[Exercise prompt] Pictures must not be copied, but every entry must be reproduced exactly.

==============================

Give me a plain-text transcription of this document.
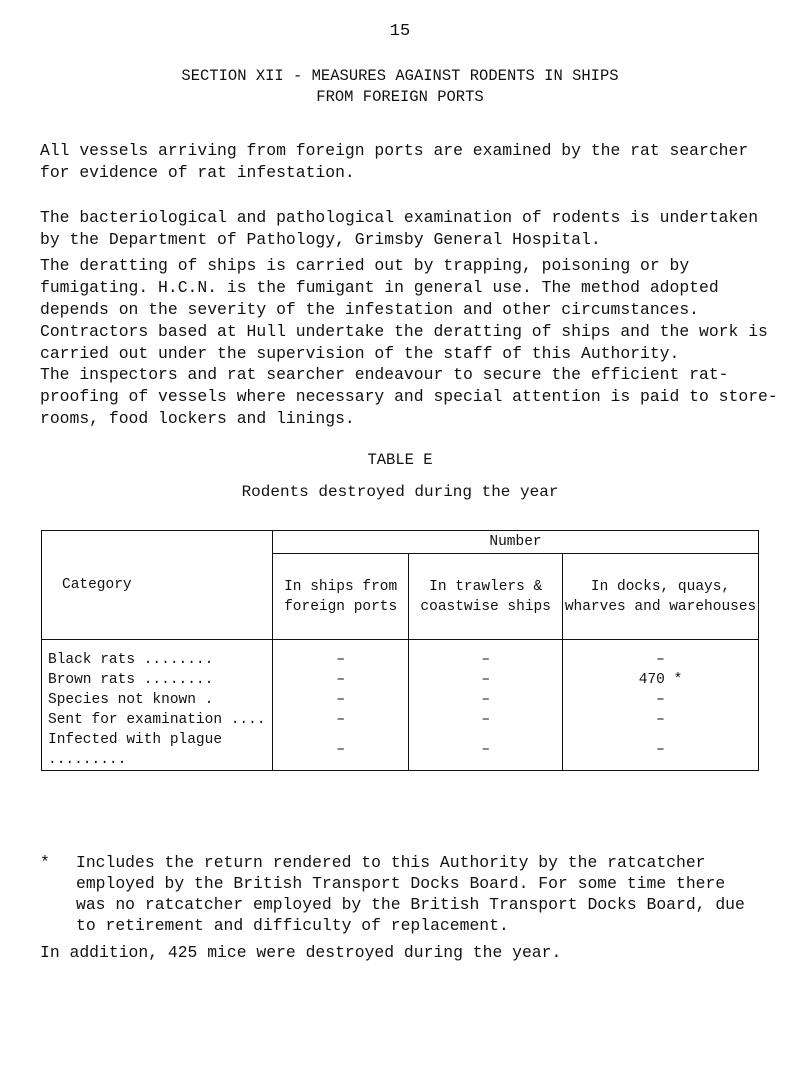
15
SECTION XII - MEASURES AGAINST RODENTS IN SHIPS
FROM FOREIGN PORTS

All vessels arriving from foreign ports are examined by the rat searcher for evidence of rat infestation.

The bacteriological and pathological examination of rodents is undertaken by the Department of Pathology, Grimsby General Hospital.

The deratting of ships is carried out by trapping, poisoning or by fumigating. H.C.N. is the fumigant in general use. The method adopted depends on the severity of the infestation and other circumstances. Contractors based at Hull undertake the deratting of ships and the work is carried out under the supervision of the staff of this Authority.

The inspectors and rat searcher endeavour to secure the efficient rat-proofing of vessels where necessary and special attention is paid to store-rooms, food lockers and linings.

TABLE E
Rodents destroyed during the year
Category	Number		
	In ships from foreign ports	In trawlers & coastwise ships	In docks, quays, wharves and warehouses
Black rats ........	–	–	–
Brown rats ........	–	–	470 *
Species not known .	–	–	–
Sent for examination ....	–	–	–
Infected with plague .........	–	–	–
* Includes the return rendered to this Authority by the ratcatcher employed by the British Transport Docks Board. For some time there was no ratcatcher employed by the British Transport Docks Board, due to retirement and difficulty of replacement.
In addition, 425 mice were destroyed during the year.
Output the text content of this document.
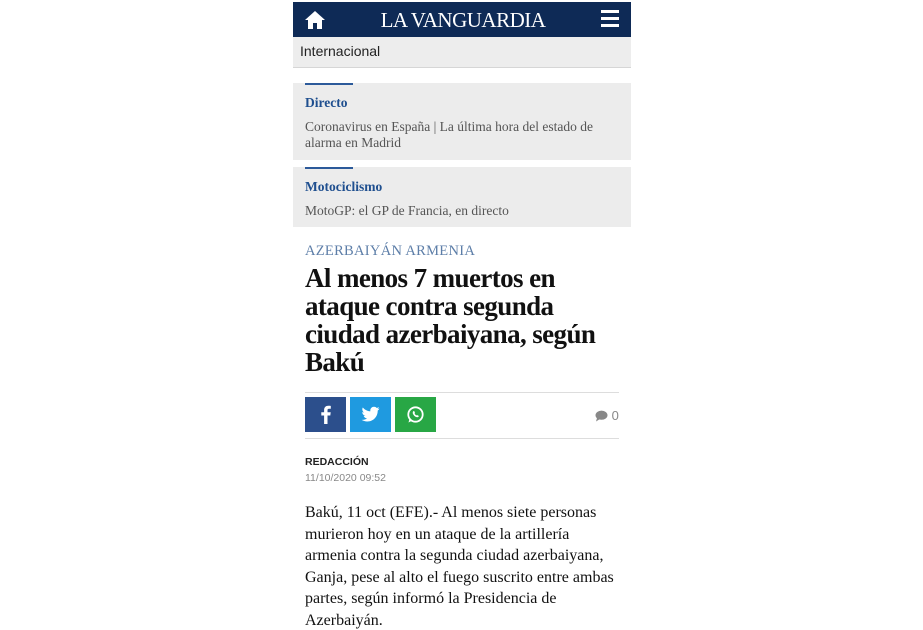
LA VANGUARDIA
Internacional
Directo
Coronavirus en España | La última hora del estado de alarma en Madrid
Motociclismo
MotoGP: el GP de Francia, en directo
AZERBAIYÁN ARMENIA
Al menos 7 muertos en ataque contra segunda ciudad azerbaiyana, según Bakú
0
REDACCIÓN
11/10/2020 09:52

Bakú, 11 oct (EFE).- Al menos siete personas murieron hoy en un ataque de la artillería armenia contra la segunda ciudad azerbaiyana, Ganja, pese al alto el fuego suscrito entre ambas partes, según informó la Presidencia de Azerbaiyán.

==============================

[Exercise result]
Give me a plain-text transcription of this document.
15
SECTION XII - MEASURES AGAINST RODENTS IN SHIPS
FROM FOREIGN PORTS

All vessels arriving from foreign ports are examined by the rat searcher for evidence of rat infestation.

The bacteriological and pathological examination of rodents is undertaken by the Department of Pathology, Grimsby General Hospital.

The deratting of ships is carried out by trapping, poisoning or by fumigating. H.C.N. is the fumigant in general use. The method adopted depends on the severity of the infestation and other circumstances. Contractors based at Hull undertake the deratting of ships and the work is carried out under the supervision of the staff of this Authority.

The inspectors and rat searcher endeavour to secure the efficient rat-proofing of vessels where necessary and special attention is paid to store-rooms, food lockers and linings.

TABLE E
Rodents destroyed during the year
Category	Number		
	In ships from foreign ports	In trawlers & coastwise ships	In docks, quays, wharves and warehouses
Black rats ........	–	–	–
Brown rats ........	–	–	470 *
Species not known .	–	–	–
Sent for examination ....	–	–	–
Infected with plague .........	–	–	–
* Includes the return rendered to this Authority by the ratcatcher employed by the British Transport Docks Board. For some time there was no ratcatcher employed by the British Transport Docks Board, due to retirement and difficulty of replacement.
In addition, 425 mice were destroyed during the year.
Output the text content of this document.
LA VANGUARDIA
Internacional
Directo
Coronavirus en España | La última hora del estado de alarma en Madrid
Motociclismo
MotoGP: el GP de Francia, en directo
AZERBAIYÁN ARMENIA
Al menos 7 muertos en ataque contra segunda ciudad azerbaiyana, según Bakú
0
REDACCIÓN
11/10/2020 09:52

Bakú, 11 oct (EFE).- Al menos siete personas murieron hoy en un ataque de la artillería armenia contra la segunda ciudad azerbaiyana, Ganja, pese al alto el fuego suscrito entre ambas partes, según informó la Presidencia de Azerbaiyán.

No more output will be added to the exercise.